##### Source records #####

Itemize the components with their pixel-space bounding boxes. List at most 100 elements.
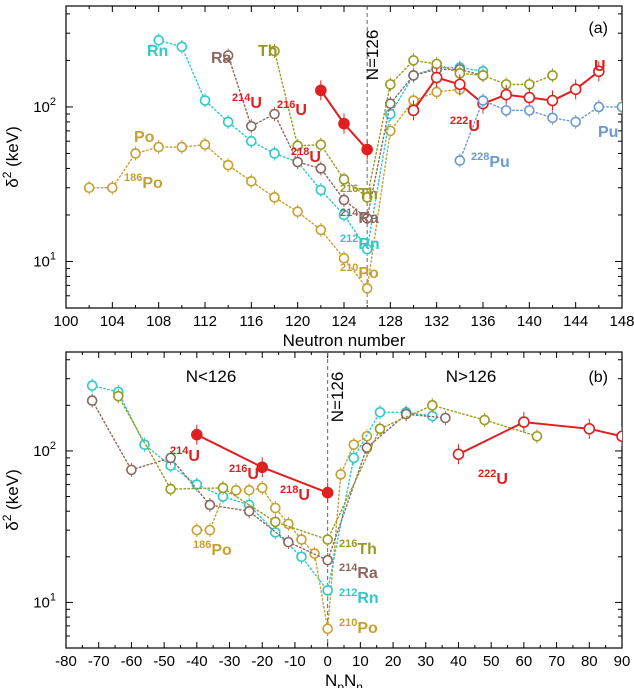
series-label: 222U	[450, 115, 480, 135]
data-point	[322, 554, 333, 566]
series-label: U	[594, 58, 606, 75]
series-pu-6	[454, 93, 622, 168]
isotope-mass: 186	[124, 172, 142, 184]
element-symbol: U	[250, 95, 262, 112]
isotope-mass: 214	[339, 562, 358, 574]
data-point	[524, 105, 535, 116]
x-tick-label: 128	[378, 313, 403, 330]
series-label: Pu	[598, 124, 618, 141]
isotope-mass: 218	[291, 146, 309, 158]
data-point	[431, 86, 442, 98]
series-u-4	[315, 80, 373, 160]
data-point	[616, 430, 622, 443]
x-tick-label: 90	[614, 653, 631, 670]
series-label: 218U	[291, 146, 321, 166]
data-point	[616, 101, 622, 113]
y-tick-base: 10	[33, 99, 50, 116]
x-tick-label: 70	[548, 653, 565, 670]
data-layer	[86, 378, 622, 636]
data-point	[454, 78, 466, 91]
series-label: Ra	[211, 50, 232, 67]
data-point	[385, 98, 396, 109]
data-point	[269, 192, 280, 203]
data-layer	[83, 33, 622, 296]
data-point	[296, 534, 307, 545]
data-point	[222, 116, 234, 128]
series-label: 228Pu	[471, 151, 510, 171]
x-tick-label: 0	[323, 653, 331, 670]
x-tick-label: 30	[417, 653, 434, 670]
element-symbol: Ra	[358, 210, 379, 227]
data-point	[256, 461, 269, 474]
element-symbol: U	[309, 149, 321, 166]
data-point	[292, 140, 303, 152]
x-title-text: Neutron number	[283, 331, 406, 350]
data-point	[246, 135, 257, 147]
data-point	[547, 70, 558, 81]
data-point	[407, 104, 420, 117]
y-tick-exponent: 2	[50, 96, 56, 108]
magic-number-label: N=126	[363, 30, 382, 81]
data-point	[361, 192, 373, 203]
data-point	[523, 91, 536, 104]
element-symbol: U	[188, 448, 200, 465]
x-tick-label: 140	[517, 313, 542, 330]
data-point	[500, 88, 512, 101]
element-symbol: U	[247, 466, 259, 483]
data-point	[374, 423, 386, 435]
y-tick-exponent: 1	[50, 250, 56, 262]
series-label: Rn	[147, 43, 168, 60]
x-tick-label: -40	[186, 653, 208, 670]
data-point	[361, 213, 373, 224]
element-symbol: Po	[358, 265, 379, 282]
data-point	[315, 139, 327, 150]
x-tick-label: -60	[121, 653, 143, 670]
y-tick-exponent: 1	[50, 591, 56, 603]
data-point	[176, 41, 188, 53]
series-po-0	[191, 429, 373, 636]
isotope-mass: 210	[339, 617, 357, 629]
series-label: 216Th	[339, 538, 377, 558]
series-label: 210Po	[340, 262, 379, 282]
data-point	[361, 243, 373, 255]
data-point	[199, 95, 211, 106]
element-symbol: Rn	[357, 590, 378, 607]
x-axis-title: Neutron number	[283, 331, 406, 350]
data-point	[126, 464, 137, 476]
series-line	[457, 421, 622, 456]
data-point	[408, 70, 419, 81]
data-point	[593, 101, 605, 113]
data-point	[269, 108, 280, 120]
y-title-sup: 2	[0, 171, 14, 178]
data-point	[322, 623, 333, 635]
series-label: 186Po	[124, 172, 163, 192]
element-symbol: Po	[134, 129, 155, 146]
isotope-mass: 214	[340, 207, 359, 219]
x-tick-label: -50	[153, 653, 175, 670]
data-point	[107, 182, 118, 194]
element-symbol: U	[295, 102, 307, 119]
data-point	[199, 139, 211, 150]
data-point	[191, 524, 203, 536]
data-point	[547, 112, 558, 124]
data-point	[440, 412, 451, 424]
data-point	[315, 224, 327, 236]
x-tick-label: 124	[331, 313, 356, 330]
data-point	[153, 141, 164, 153]
data-point	[222, 50, 234, 61]
isotope-mass: 222	[450, 115, 468, 127]
data-point	[477, 95, 489, 106]
data-point	[500, 105, 512, 116]
y-tick-label: 102	[33, 440, 56, 460]
x-tick-label: 40	[450, 653, 467, 670]
x-tick-label: 148	[609, 313, 634, 330]
data-point	[315, 84, 327, 97]
x-tick-label: 144	[563, 313, 588, 330]
y-axis-title: δ2 (keV)	[0, 469, 22, 531]
series-label: Po	[134, 129, 155, 146]
isotope-mass: 214	[170, 445, 189, 457]
y-tick-base: 10	[33, 594, 50, 611]
element-symbol: Th	[358, 186, 378, 203]
isotope-mass: 218	[280, 484, 298, 496]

#####

◆ **Direction**
How many lines of the data above contain the string "layer", matching case exactly? Reply with the number only.

◆ **Response to this task**
2